------ PROVIDED TEXT

- Conference: Canada West

Record

Coaches and captains
- Head coach: Danielle Goyette
- Assistant coaches: Logan Frison Alison Goodman Kelly Bechard
- Captain: Caitlin O'Hara
- Alternate captain(s): Casey Irving, Beccy Niehaus

= 2010–11 Calgary Dinos women's ice hockey season =

The Calgary Dinos women's ice hockey team represented the University of Calgary in the 2010–11 CIS women's ice hockey season. The head coach is former Olympic gold medallist Danielle Goyette. She is assisted by another former Olympic gold medallist Kelly Bechard, Alison Goodman, and Logan Frison. For the season, the Dinos had 18 wins, 8 losses and 3 ties. Their conference record was 16–6–2.

------------
------ PROVIDED INFORMATION

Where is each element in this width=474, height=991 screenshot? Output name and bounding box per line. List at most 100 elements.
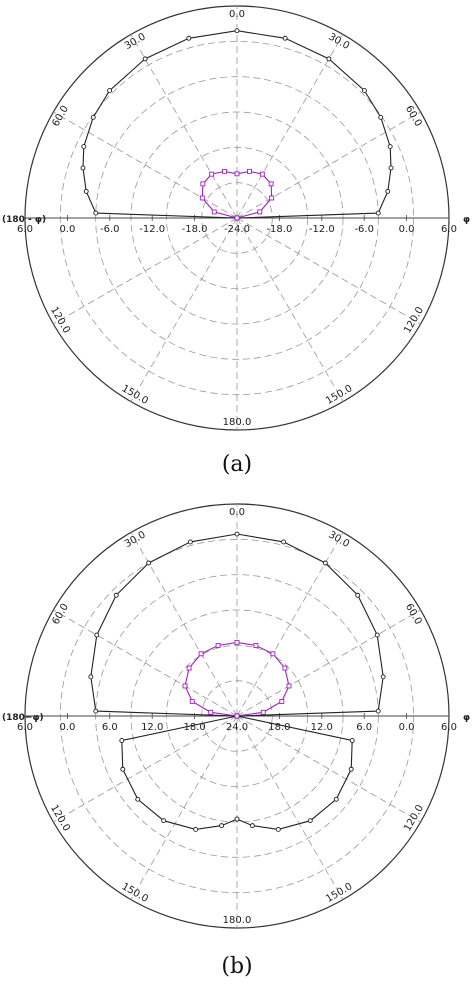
data-point	[326, 56, 332, 62]
data-point	[113, 592, 119, 598]
radial-tick-label: -6.0	[354, 224, 374, 235]
radial-tick-label: -18.0	[182, 224, 208, 235]
data-point	[269, 195, 275, 201]
data-point	[90, 114, 96, 120]
data-point	[234, 28, 240, 34]
data-point	[253, 643, 259, 648]
data-point	[187, 539, 193, 545]
data-point	[234, 816, 240, 822]
data-point	[361, 88, 367, 94]
radial-tick-label: 18.0	[183, 722, 205, 733]
data-point	[259, 171, 265, 177]
radial-tick-label: -6.0	[100, 224, 120, 235]
data-point	[222, 168, 227, 174]
angle-label: 180.0	[223, 915, 252, 926]
radial-tick-label: -24.0	[224, 224, 250, 235]
data-point	[333, 796, 339, 802]
data-point	[161, 818, 167, 824]
angle-label: 30.0	[326, 31, 351, 52]
grid-spoke	[53, 111, 238, 219]
data-point	[260, 709, 266, 715]
angle-label: 0.0	[229, 507, 245, 518]
data-point	[234, 531, 240, 537]
right-axis-label: φ	[463, 215, 470, 225]
radial-tick-label: 0.0	[59, 224, 75, 235]
radial-tick-label: 0.0	[59, 722, 75, 733]
data-point	[200, 181, 206, 187]
data-point	[387, 144, 393, 150]
data-point	[247, 168, 252, 174]
data-point	[282, 665, 288, 671]
data-point	[186, 35, 192, 41]
data-point	[193, 826, 199, 832]
grid-spoke	[53, 715, 238, 823]
polar-chart-b: 6.0 0.0 6.0 12.0 18.0 24.0 18.0 12.0 6.0 0.0 6.0 (1…	[0, 498, 474, 943]
data-point	[234, 713, 240, 719]
angle-label: 60.0	[50, 104, 71, 129]
angle-label: 60.0	[403, 602, 424, 627]
data-point	[142, 56, 148, 62]
grid-spoke	[236, 609, 421, 717]
data-point	[146, 560, 152, 566]
data-point	[189, 698, 195, 704]
grid-spoke	[236, 34, 344, 219]
data-point	[80, 165, 86, 171]
angle-label: 0.0	[229, 9, 245, 20]
grid-spoke	[130, 34, 238, 219]
data-point	[268, 181, 274, 187]
left-axis-label: (180−φ)	[2, 713, 44, 723]
data-point	[198, 651, 204, 657]
data-point	[83, 188, 89, 194]
angle-label: 30.0	[123, 529, 148, 550]
angle-label: 180.0	[223, 417, 252, 428]
data-point	[348, 766, 354, 772]
data-point	[282, 35, 288, 41]
caption-b: (b)	[221, 954, 253, 979]
data-point	[349, 738, 355, 743]
data-point	[286, 683, 292, 689]
grid-spoke	[53, 609, 238, 717]
data-point	[182, 683, 188, 689]
radial-tick-label: 24.0	[226, 722, 248, 733]
grid-spoke	[236, 111, 421, 219]
angle-label: 60.0	[50, 602, 71, 627]
caption-a: (a)	[221, 452, 253, 477]
radial-tick-label: 6.0	[102, 722, 118, 733]
data-point	[375, 210, 381, 216]
grid-spoke	[130, 217, 238, 402]
radial-tick-label: 12.0	[141, 722, 163, 733]
data-point	[186, 665, 192, 671]
data-point	[307, 818, 313, 824]
angle-label: 60.0	[403, 104, 424, 129]
polar-plot-b: 6.0 0.0 6.0 12.0 18.0 24.0 18.0 12.0 6.0 0.0 6.0(1…	[2, 503, 470, 929]
data-point	[275, 826, 281, 832]
data-point	[234, 215, 240, 221]
data-point	[135, 796, 141, 802]
radial-tick-label: -12.0	[309, 224, 335, 235]
data-point	[209, 171, 215, 177]
angle-label: 30.0	[123, 31, 148, 52]
grid-spoke	[236, 715, 344, 900]
radial-tick-label: 6.0	[17, 722, 33, 733]
radial-tick-label: -18.0	[266, 224, 292, 235]
radial-tick-label: 6.0	[17, 224, 33, 235]
radial-tick-label: 18.0	[268, 722, 290, 733]
data-point	[279, 698, 285, 704]
grid-spoke	[236, 217, 421, 325]
data-point	[219, 823, 225, 829]
radial-tick-label: 6.0	[441, 722, 457, 733]
left-axis-label: (180 - φ)	[2, 215, 46, 225]
right-axis-label: φ	[463, 713, 470, 723]
data-point	[234, 639, 240, 645]
radial-tick-label: 0.0	[399, 722, 415, 733]
data-point	[234, 171, 240, 177]
data-point	[199, 195, 205, 201]
grid-spoke	[130, 715, 238, 900]
grid-spoke	[53, 217, 238, 325]
grid-spoke	[236, 217, 344, 402]
data-point	[380, 674, 386, 680]
data-point	[93, 708, 99, 714]
radial-tick-label: 6.0	[441, 224, 457, 235]
data-point	[120, 766, 126, 772]
angle-label: 30.0	[326, 529, 351, 550]
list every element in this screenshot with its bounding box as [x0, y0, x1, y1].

------------

[STATED GOAL A]:
Give the records' lines from the one containing "56, 332, 62]" through the one containing "88, 367, 94]", inclusive, as a JSON list of strings with one string per line and blank lines omitted.
[STATED GOAL B]:
Extend the text on the 2010–11 Calgary Dinos women's ice hockey season, starting after its final sentence.
The text and the records come from separate, unrelated sources.

[EXERCISE ANSWER A]:
[
  "data-point\t[326, 56, 332, 62]",
  "data-point\t[113, 592, 119, 598]",
  "radial-tick-label: -6.0\t[354, 224, 374, 235]",
  "radial-tick-label: -18.0\t[182, 224, 208, 235]",
  "data-point\t[269, 195, 275, 201]",
  "data-point\t[90, 114, 96, 120]",
  "data-point\t[234, 28, 240, 34]",
  "data-point\t[253, 643, 259, 648]",
  "data-point\t[187, 539, 193, 545]",
  "data-point\t[234, 816, 240, 822]",
  "data-point\t[361, 88, 367, 94]"
]

[EXERCISE ANSWER B]:
==News and notes==
- Sept. 16, 2010: Hayley Wickenheiser announced that she would return to the University of Calgary to complete her Kinesiology degree. She also announced that she would join the Dinos women's hockey team.
- March 16, 2011: Local philanthropist Joan Snyder donated $500,000 to the creation of the Joan Snyder Program of Excellence, the first of its kind in Canada. It will fund the Dinos through the 2015–16 season. All home games will move from the Olympic Oval to the Father David Bauer Arena.
- Wickenheiser appeared in only 15 of 24 games due to injury and commitments with Team Canada. She tied for the conference scoring lead with 40 points and led Canada West with 17 goals on the season. Her 2.67 points-per-game average led CIS hockey. She recorded four short-handed goals on the year along with five game-winners and finished with a +22 rating. She led Canada West in all of these categories, respectively. She is the first Dino in program history to be named the Canada West MVP and the first conference all-star since the 2000 season.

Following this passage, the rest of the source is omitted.